> _TASK DESCRIPTION_: Take every line that has the string "title" and copy it out.

[START STORED DATA]

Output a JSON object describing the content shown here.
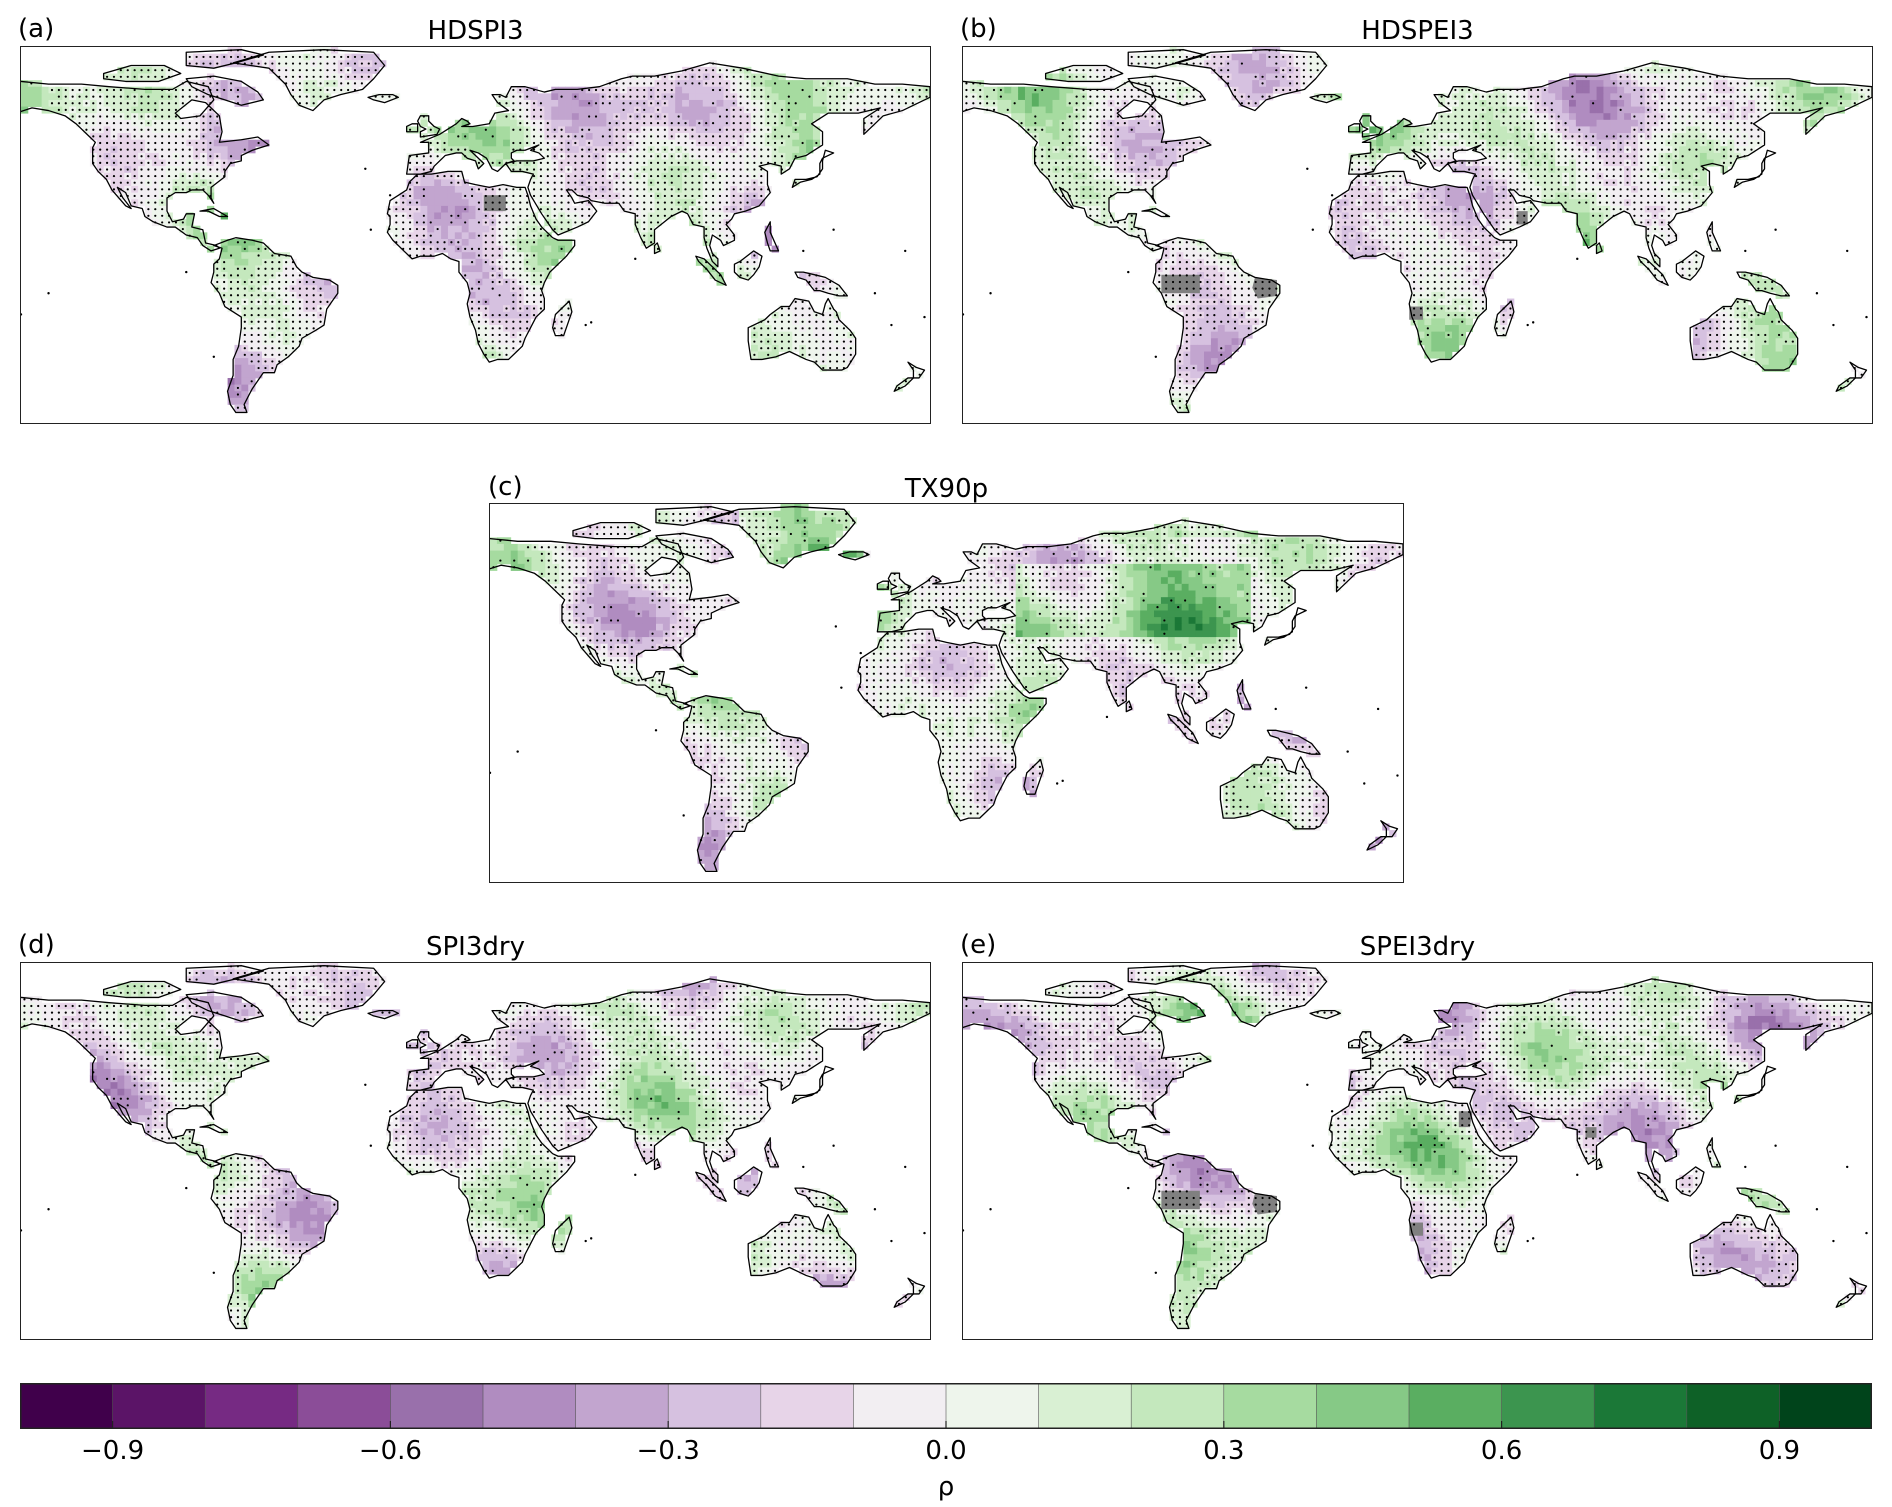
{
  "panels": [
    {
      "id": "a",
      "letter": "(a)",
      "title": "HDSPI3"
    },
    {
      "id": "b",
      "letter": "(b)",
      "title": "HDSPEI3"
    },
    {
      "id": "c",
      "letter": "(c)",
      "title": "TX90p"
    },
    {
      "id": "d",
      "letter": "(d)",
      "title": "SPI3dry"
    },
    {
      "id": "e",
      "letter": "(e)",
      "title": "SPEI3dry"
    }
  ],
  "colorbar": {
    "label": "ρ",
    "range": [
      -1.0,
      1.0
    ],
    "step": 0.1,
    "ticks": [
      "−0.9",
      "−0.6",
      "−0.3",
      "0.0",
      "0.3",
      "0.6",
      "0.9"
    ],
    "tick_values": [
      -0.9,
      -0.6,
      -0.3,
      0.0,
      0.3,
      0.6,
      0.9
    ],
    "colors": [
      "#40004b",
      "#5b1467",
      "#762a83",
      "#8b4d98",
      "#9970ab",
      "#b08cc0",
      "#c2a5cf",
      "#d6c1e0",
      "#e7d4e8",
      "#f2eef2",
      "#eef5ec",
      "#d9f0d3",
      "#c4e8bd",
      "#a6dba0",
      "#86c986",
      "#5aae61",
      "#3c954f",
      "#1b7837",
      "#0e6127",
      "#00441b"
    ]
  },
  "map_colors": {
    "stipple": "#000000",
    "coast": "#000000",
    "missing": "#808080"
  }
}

[END STORED DATA]

> _SOLUTION TO THIS PROBLEM_:
      "title": "HDSPI3"
      "title": "HDSPEI3"
      "title": "TX90p"
      "title": "SPI3dry"
      "title": "SPEI3dry"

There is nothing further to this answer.